▸ **Exercise data**:
· · ·

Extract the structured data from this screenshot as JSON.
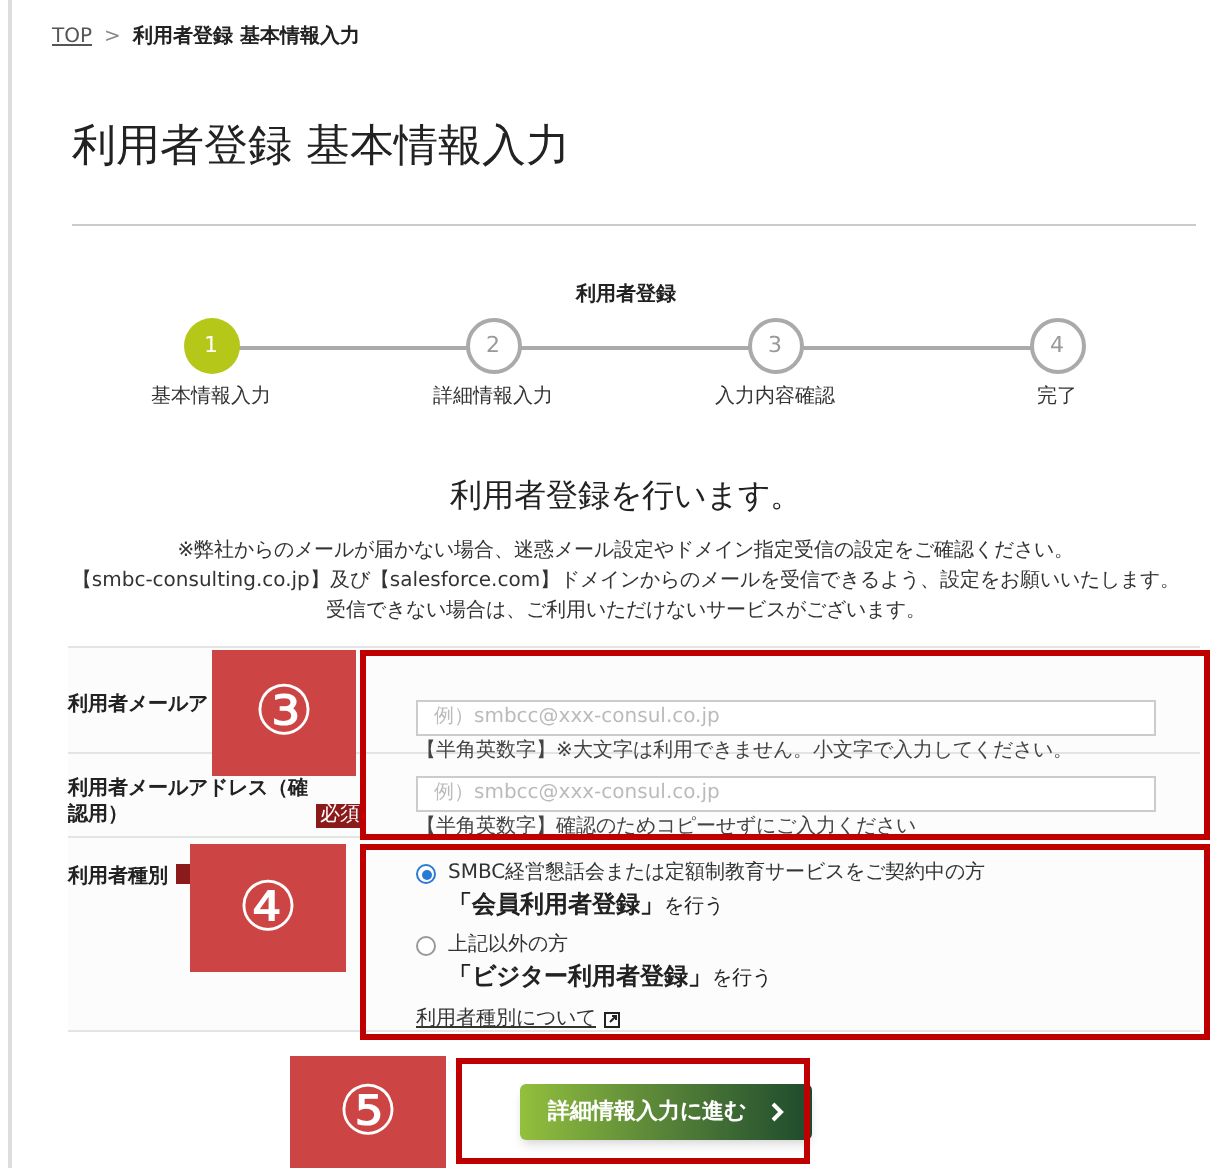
{
  "breadcrumb": [
    {
      "kind": "link",
      "label": "TOP"
    },
    {
      "kind": "separator",
      "label": ">"
    },
    {
      "kind": "current",
      "label": "利用者登録 基本情報入力"
    }
  ],
  "title": "利用者登録 基本情報入力",
  "stepper": {
    "title": "利用者登録",
    "steps": [
      {
        "number": "1",
        "label": "基本情報入力",
        "selected": true
      },
      {
        "number": "2",
        "label": "詳細情報入力",
        "selected": false
      },
      {
        "number": "3",
        "label": "入力内容確認",
        "selected": false
      },
      {
        "number": "4",
        "label": "完了",
        "selected": false
      }
    ]
  },
  "heading": "利用者登録を行います。",
  "notes": [
    "※弊社からのメールが届かない場合、迷惑メール設定やドメイン指定受信の設定をご確認ください。",
    "【smbc-consulting.co.jp】及び【salesforce.com】ドメインからのメールを受信できるよう、設定をお願いいたします。",
    "受信できない場合は、ご利用いただけないサービスがございます。"
  ],
  "form": {
    "rows": [
      {
        "kind": "email",
        "label": "利用者メールア",
        "placeholder": "例）smbcc@xxx-consul.co.jp",
        "hint": "【半角英数字】※大文字は利用できません。小文字で入力してください。"
      },
      {
        "kind": "email",
        "label": "利用者メールアドレス（確認用）",
        "badge": "必須",
        "placeholder": "例）smbcc@xxx-consul.co.jp",
        "hint": "【半角英数字】確認のためコピーせずにご入力ください"
      },
      {
        "kind": "radio",
        "label": "利用者種別",
        "required": true,
        "options": [
          {
            "caption": "SMBC経営懇話会または定額制教育サービスをご契約中の方",
            "action": "**「会員利用者登録」**を行う",
            "selected": true
          },
          {
            "caption": "上記以外の方",
            "action": "**「ビジター利用者登録」**を行う",
            "selected": false
          }
        ],
        "link": "利用者種別について"
      }
    ]
  },
  "button": "詳細情報入力に進む",
  "annotations": [
    {
      "label": "③"
    },
    {
      "label": "④"
    },
    {
      "label": "⑤"
    }
  ]
}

· · ·

▸ **Job**: Exactly reproduce each record, leaving out any pictures.

▸ **Result**:
Extract the structured data from this screenshot as JSON.
{
  "breadcrumb": [
    {
      "kind": "link",
      "label": "TOP"
    },
    {
      "kind": "separator",
      "label": ">"
    },
    {
      "kind": "current",
      "label": "利用者登録 基本情報入力"
    }
  ],
  "title": "利用者登録 基本情報入力",
  "stepper": {
    "title": "利用者登録",
    "steps": [
      {
        "number": "1",
        "label": "基本情報入力",
        "selected": true
      },
      {
        "number": "2",
        "label": "詳細情報入力",
        "selected": false
      },
      {
        "number": "3",
        "label": "入力内容確認",
        "selected": false
      },
      {
        "number": "4",
        "label": "完了",
        "selected": false
      }
    ]
  },
  "heading": "利用者登録を行います。",
  "notes": [
    "※弊社からのメールが届かない場合、迷惑メール設定やドメイン指定受信の設定をご確認ください。",
    "【smbc-consulting.co.jp】及び【salesforce.com】ドメインからのメールを受信できるよう、設定をお願いいたします。",
    "受信できない場合は、ご利用いただけないサービスがございます。"
  ],
  "form": {
    "rows": [
      {
        "kind": "email",
        "label": "利用者メールア",
        "placeholder": "例）smbcc@xxx-consul.co.jp",
        "hint": "【半角英数字】※大文字は利用できません。小文字で入力してください。"
      },
      {
        "kind": "email",
        "label": "利用者メールアドレス（確認用）",
        "badge": "必須",
        "placeholder": "例）smbcc@xxx-consul.co.jp",
        "hint": "【半角英数字】確認のためコピーせずにご入力ください"
      },
      {
        "kind": "radio",
        "label": "利用者種別",
        "required": true,
        "options": [
          {
            "caption": "SMBC経営懇話会または定額制教育サービスをご契約中の方",
            "action": "**「会員利用者登録」**を行う",
            "selected": true
          },
          {
            "caption": "上記以外の方",
            "action": "**「ビジター利用者登録」**を行う",
            "selected": false
          }
        ],
        "link": "利用者種別について"
      }
    ]
  },
  "button": "詳細情報入力に進む",
  "annotations": [
    {
      "label": "③"
    },
    {
      "label": "④"
    },
    {
      "label": "⑤"
    }
  ]
}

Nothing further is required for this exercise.